(Dataset entries)

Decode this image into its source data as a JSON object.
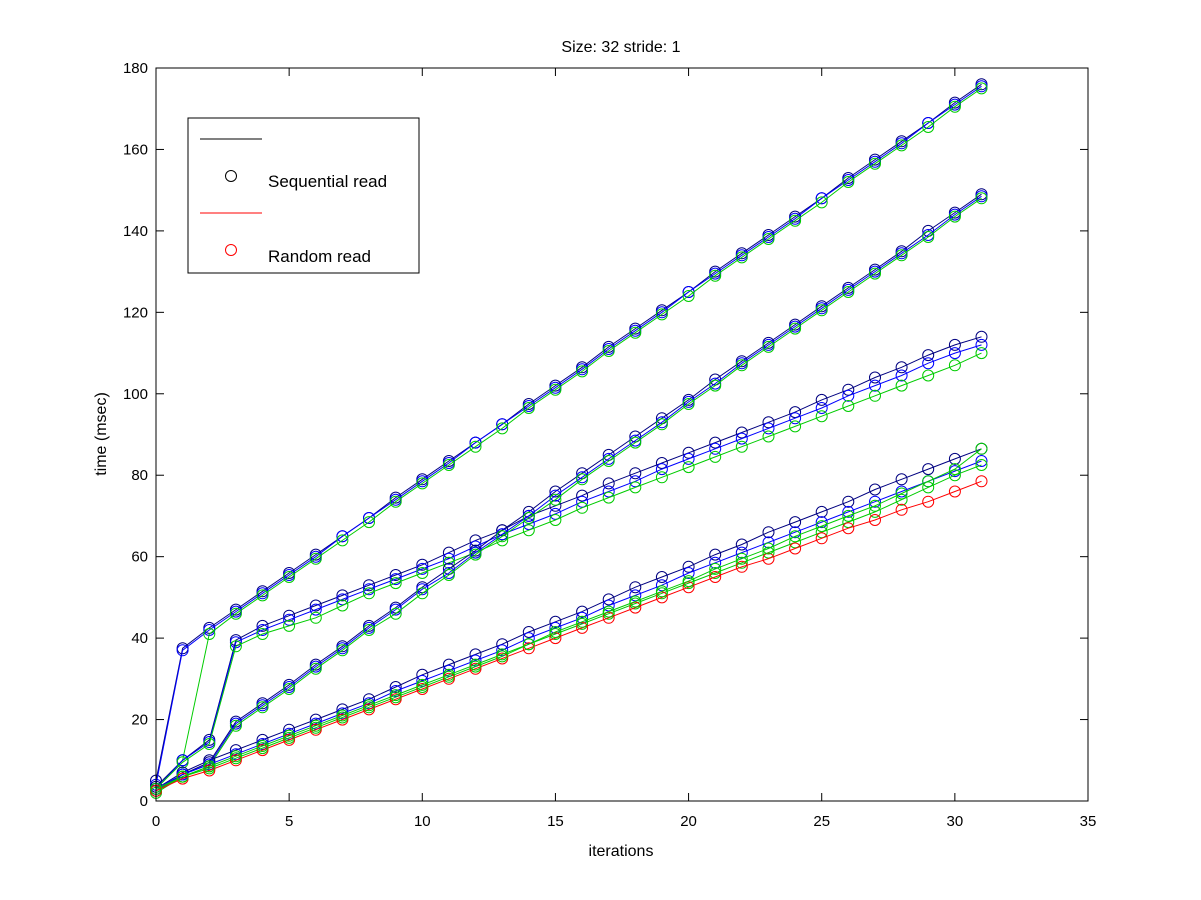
{
  "chart_data": {
    "type": "line",
    "title": "Size: 32 stride: 1",
    "xlabel": "iterations",
    "ylabel": "time (msec)",
    "xlim": [
      0,
      35
    ],
    "ylim": [
      0,
      180
    ],
    "xticks": [
      0,
      5,
      10,
      15,
      20,
      25,
      30,
      35
    ],
    "yticks": [
      0,
      20,
      40,
      60,
      80,
      100,
      120,
      140,
      160,
      180
    ],
    "grid": false,
    "legend": {
      "position": "top-left",
      "entries": [
        {
          "label": "",
          "marker": "line",
          "color": "#000000"
        },
        {
          "label": "Sequential read",
          "marker": "circle",
          "color": "#000000"
        },
        {
          "label": "",
          "marker": "line",
          "color": "#ff0000"
        },
        {
          "label": "Random read",
          "marker": "circle",
          "color": "#ff0000"
        }
      ]
    },
    "x": [
      0,
      1,
      2,
      3,
      4,
      5,
      6,
      7,
      8,
      9,
      10,
      11,
      12,
      13,
      14,
      15,
      16,
      17,
      18,
      19,
      20,
      21,
      22,
      23,
      24,
      25,
      26,
      27,
      28,
      29,
      30,
      31
    ],
    "series": [
      {
        "color": "#000080",
        "values": [
          5,
          37.5,
          42.5,
          47,
          51.5,
          56,
          60.5,
          65,
          69.5,
          74.5,
          79,
          83.5,
          88,
          92.5,
          97.5,
          102,
          106.5,
          111.5,
          116,
          120.5,
          125,
          130,
          134.5,
          139,
          143.5,
          148,
          153,
          157.5,
          162,
          166.5,
          171.5,
          176
        ]
      },
      {
        "color": "#0000ff",
        "values": [
          4,
          37,
          42,
          46.5,
          51,
          55.5,
          60,
          65,
          69.5,
          74,
          78.5,
          83,
          88,
          92.5,
          97,
          101.5,
          106,
          111,
          115.5,
          120,
          125,
          129.5,
          134,
          138.5,
          143,
          148,
          152.5,
          157,
          161.5,
          166.5,
          171,
          175.5
        ]
      },
      {
        "color": "#00cc00",
        "values": [
          3,
          10,
          41,
          46,
          50.5,
          55,
          59.5,
          64,
          68.5,
          73.5,
          78,
          82.5,
          87,
          91.5,
          96.5,
          101,
          105.5,
          110.5,
          115,
          119.5,
          124,
          129,
          133.5,
          138,
          142.5,
          147,
          152,
          156.5,
          161,
          165.5,
          170.5,
          175
        ]
      },
      {
        "color": "#000080",
        "values": [
          3.5,
          10,
          15,
          39.5,
          43,
          45.5,
          48,
          50.5,
          53,
          55.5,
          58,
          61,
          64,
          66.5,
          70,
          72.5,
          75,
          78,
          80.5,
          83,
          85.5,
          88,
          90.5,
          93,
          95.5,
          98.5,
          101,
          104,
          106.5,
          109.5,
          112,
          114
        ]
      },
      {
        "color": "#0000ff",
        "values": [
          3,
          10,
          14.5,
          39,
          42,
          44.5,
          47,
          49.5,
          52,
          54.5,
          57,
          59.5,
          62.5,
          65.5,
          68,
          70.5,
          73.5,
          76,
          78.5,
          81.5,
          84,
          86.5,
          89,
          91.5,
          94,
          96.5,
          99.5,
          102,
          104.5,
          107.5,
          110,
          112
        ]
      },
      {
        "color": "#00cc00",
        "values": [
          3,
          9.5,
          14,
          38,
          41,
          43,
          45,
          48,
          51,
          53.5,
          56,
          58.5,
          61,
          64,
          66.5,
          69,
          72,
          74.5,
          77,
          79.5,
          82,
          84.5,
          87,
          89.5,
          92,
          94.5,
          97,
          99.5,
          102,
          104.5,
          107,
          110
        ]
      },
      {
        "color": "#000080",
        "values": [
          2.5,
          6.5,
          9.5,
          19.5,
          24,
          28.5,
          33.5,
          38,
          43,
          47.5,
          52.5,
          57,
          61.5,
          66.5,
          71,
          76,
          80.5,
          85,
          89.5,
          94,
          98.5,
          103.5,
          108,
          112.5,
          117,
          121.5,
          126,
          130.5,
          135,
          140,
          144.5,
          149
        ]
      },
      {
        "color": "#0000ff",
        "values": [
          2.5,
          6.5,
          9,
          19,
          23.5,
          28,
          33,
          37.5,
          42.5,
          47,
          52,
          56,
          61,
          65.5,
          70,
          75,
          79.5,
          84,
          88.5,
          93,
          98,
          102.5,
          107.5,
          112,
          116.5,
          121,
          125.5,
          130,
          134.5,
          139,
          144,
          148.5
        ]
      },
      {
        "color": "#00cc00",
        "values": [
          2,
          6,
          8.5,
          18.5,
          23,
          27.5,
          32.5,
          37,
          42,
          46,
          51,
          55.5,
          60.5,
          65,
          69.5,
          74,
          79,
          83.5,
          88,
          92.5,
          97.5,
          102,
          107,
          111.5,
          116,
          120.5,
          125,
          129.5,
          134,
          138.5,
          143.5,
          148
        ]
      },
      {
        "color": "#000080",
        "values": [
          3,
          7,
          10,
          12.5,
          15,
          17.5,
          20,
          22.5,
          25,
          28,
          31,
          33.5,
          36,
          38.5,
          41.5,
          44,
          46.5,
          49.5,
          52.5,
          55,
          57.5,
          60.5,
          63,
          66,
          68.5,
          71,
          73.5,
          76.5,
          79,
          81.5,
          84,
          86.5
        ]
      },
      {
        "color": "#0000ff",
        "values": [
          3,
          6.5,
          9,
          11.5,
          14,
          16.5,
          19,
          21.5,
          24,
          27,
          29.5,
          32,
          34.5,
          37,
          40,
          42.5,
          45,
          48,
          50.5,
          53,
          56,
          58.5,
          61,
          63.5,
          66,
          68.5,
          71,
          73.5,
          76,
          78.5,
          81,
          83.5
        ]
      },
      {
        "color": "#00cc00",
        "values": [
          2.5,
          6,
          8,
          10.5,
          13,
          15.5,
          18,
          20.5,
          23,
          25.5,
          28,
          30.5,
          33,
          35.5,
          38.5,
          41,
          43.5,
          46,
          48.5,
          51,
          53.5,
          56,
          58.5,
          61,
          63.5,
          66,
          68.5,
          71,
          74,
          77,
          80,
          82.5
        ]
      },
      {
        "color": "#ff0000",
        "values": [
          2.5,
          5.5,
          7.5,
          10,
          12.5,
          15,
          17.5,
          20,
          22.5,
          25,
          27.5,
          30,
          32.5,
          35,
          37.5,
          40,
          42.5,
          45,
          47.5,
          50,
          52.5,
          55,
          57.5,
          59.5,
          62,
          64.5,
          67,
          69,
          71.5,
          73.5,
          76,
          78.5
        ]
      },
      {
        "color": "#00cc00",
        "values": [
          3,
          6,
          8.5,
          11,
          13.5,
          16,
          18.5,
          21,
          23.5,
          26,
          28.5,
          31,
          33.5,
          36,
          38.5,
          41.5,
          44,
          46.5,
          49,
          51.5,
          54,
          57,
          59.5,
          62,
          65,
          67.5,
          70,
          72.5,
          75.5,
          78.5,
          81.5,
          86.5
        ]
      }
    ]
  }
}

> TASK STATEMENT: Retype the whole listing exactly and leave the pictures out.

> FINAL RESULT:
Decode this image into its source data as a JSON object.
{
  "chart_data": {
    "type": "line",
    "title": "Size: 32 stride: 1",
    "xlabel": "iterations",
    "ylabel": "time (msec)",
    "xlim": [
      0,
      35
    ],
    "ylim": [
      0,
      180
    ],
    "xticks": [
      0,
      5,
      10,
      15,
      20,
      25,
      30,
      35
    ],
    "yticks": [
      0,
      20,
      40,
      60,
      80,
      100,
      120,
      140,
      160,
      180
    ],
    "grid": false,
    "legend": {
      "position": "top-left",
      "entries": [
        {
          "label": "",
          "marker": "line",
          "color": "#000000"
        },
        {
          "label": "Sequential read",
          "marker": "circle",
          "color": "#000000"
        },
        {
          "label": "",
          "marker": "line",
          "color": "#ff0000"
        },
        {
          "label": "Random read",
          "marker": "circle",
          "color": "#ff0000"
        }
      ]
    },
    "x": [
      0,
      1,
      2,
      3,
      4,
      5,
      6,
      7,
      8,
      9,
      10,
      11,
      12,
      13,
      14,
      15,
      16,
      17,
      18,
      19,
      20,
      21,
      22,
      23,
      24,
      25,
      26,
      27,
      28,
      29,
      30,
      31
    ],
    "series": [
      {
        "color": "#000080",
        "values": [
          5,
          37.5,
          42.5,
          47,
          51.5,
          56,
          60.5,
          65,
          69.5,
          74.5,
          79,
          83.5,
          88,
          92.5,
          97.5,
          102,
          106.5,
          111.5,
          116,
          120.5,
          125,
          130,
          134.5,
          139,
          143.5,
          148,
          153,
          157.5,
          162,
          166.5,
          171.5,
          176
        ]
      },
      {
        "color": "#0000ff",
        "values": [
          4,
          37,
          42,
          46.5,
          51,
          55.5,
          60,
          65,
          69.5,
          74,
          78.5,
          83,
          88,
          92.5,
          97,
          101.5,
          106,
          111,
          115.5,
          120,
          125,
          129.5,
          134,
          138.5,
          143,
          148,
          152.5,
          157,
          161.5,
          166.5,
          171,
          175.5
        ]
      },
      {
        "color": "#00cc00",
        "values": [
          3,
          10,
          41,
          46,
          50.5,
          55,
          59.5,
          64,
          68.5,
          73.5,
          78,
          82.5,
          87,
          91.5,
          96.5,
          101,
          105.5,
          110.5,
          115,
          119.5,
          124,
          129,
          133.5,
          138,
          142.5,
          147,
          152,
          156.5,
          161,
          165.5,
          170.5,
          175
        ]
      },
      {
        "color": "#000080",
        "values": [
          3.5,
          10,
          15,
          39.5,
          43,
          45.5,
          48,
          50.5,
          53,
          55.5,
          58,
          61,
          64,
          66.5,
          70,
          72.5,
          75,
          78,
          80.5,
          83,
          85.5,
          88,
          90.5,
          93,
          95.5,
          98.5,
          101,
          104,
          106.5,
          109.5,
          112,
          114
        ]
      },
      {
        "color": "#0000ff",
        "values": [
          3,
          10,
          14.5,
          39,
          42,
          44.5,
          47,
          49.5,
          52,
          54.5,
          57,
          59.5,
          62.5,
          65.5,
          68,
          70.5,
          73.5,
          76,
          78.5,
          81.5,
          84,
          86.5,
          89,
          91.5,
          94,
          96.5,
          99.5,
          102,
          104.5,
          107.5,
          110,
          112
        ]
      },
      {
        "color": "#00cc00",
        "values": [
          3,
          9.5,
          14,
          38,
          41,
          43,
          45,
          48,
          51,
          53.5,
          56,
          58.5,
          61,
          64,
          66.5,
          69,
          72,
          74.5,
          77,
          79.5,
          82,
          84.5,
          87,
          89.5,
          92,
          94.5,
          97,
          99.5,
          102,
          104.5,
          107,
          110
        ]
      },
      {
        "color": "#000080",
        "values": [
          2.5,
          6.5,
          9.5,
          19.5,
          24,
          28.5,
          33.5,
          38,
          43,
          47.5,
          52.5,
          57,
          61.5,
          66.5,
          71,
          76,
          80.5,
          85,
          89.5,
          94,
          98.5,
          103.5,
          108,
          112.5,
          117,
          121.5,
          126,
          130.5,
          135,
          140,
          144.5,
          149
        ]
      },
      {
        "color": "#0000ff",
        "values": [
          2.5,
          6.5,
          9,
          19,
          23.5,
          28,
          33,
          37.5,
          42.5,
          47,
          52,
          56,
          61,
          65.5,
          70,
          75,
          79.5,
          84,
          88.5,
          93,
          98,
          102.5,
          107.5,
          112,
          116.5,
          121,
          125.5,
          130,
          134.5,
          139,
          144,
          148.5
        ]
      },
      {
        "color": "#00cc00",
        "values": [
          2,
          6,
          8.5,
          18.5,
          23,
          27.5,
          32.5,
          37,
          42,
          46,
          51,
          55.5,
          60.5,
          65,
          69.5,
          74,
          79,
          83.5,
          88,
          92.5,
          97.5,
          102,
          107,
          111.5,
          116,
          120.5,
          125,
          129.5,
          134,
          138.5,
          143.5,
          148
        ]
      },
      {
        "color": "#000080",
        "values": [
          3,
          7,
          10,
          12.5,
          15,
          17.5,
          20,
          22.5,
          25,
          28,
          31,
          33.5,
          36,
          38.5,
          41.5,
          44,
          46.5,
          49.5,
          52.5,
          55,
          57.5,
          60.5,
          63,
          66,
          68.5,
          71,
          73.5,
          76.5,
          79,
          81.5,
          84,
          86.5
        ]
      },
      {
        "color": "#0000ff",
        "values": [
          3,
          6.5,
          9,
          11.5,
          14,
          16.5,
          19,
          21.5,
          24,
          27,
          29.5,
          32,
          34.5,
          37,
          40,
          42.5,
          45,
          48,
          50.5,
          53,
          56,
          58.5,
          61,
          63.5,
          66,
          68.5,
          71,
          73.5,
          76,
          78.5,
          81,
          83.5
        ]
      },
      {
        "color": "#00cc00",
        "values": [
          2.5,
          6,
          8,
          10.5,
          13,
          15.5,
          18,
          20.5,
          23,
          25.5,
          28,
          30.5,
          33,
          35.5,
          38.5,
          41,
          43.5,
          46,
          48.5,
          51,
          53.5,
          56,
          58.5,
          61,
          63.5,
          66,
          68.5,
          71,
          74,
          77,
          80,
          82.5
        ]
      },
      {
        "color": "#ff0000",
        "values": [
          2.5,
          5.5,
          7.5,
          10,
          12.5,
          15,
          17.5,
          20,
          22.5,
          25,
          27.5,
          30,
          32.5,
          35,
          37.5,
          40,
          42.5,
          45,
          47.5,
          50,
          52.5,
          55,
          57.5,
          59.5,
          62,
          64.5,
          67,
          69,
          71.5,
          73.5,
          76,
          78.5
        ]
      },
      {
        "color": "#00cc00",
        "values": [
          3,
          6,
          8.5,
          11,
          13.5,
          16,
          18.5,
          21,
          23.5,
          26,
          28.5,
          31,
          33.5,
          36,
          38.5,
          41.5,
          44,
          46.5,
          49,
          51.5,
          54,
          57,
          59.5,
          62,
          65,
          67.5,
          70,
          72.5,
          75.5,
          78.5,
          81.5,
          86.5
        ]
      }
    ]
  }
}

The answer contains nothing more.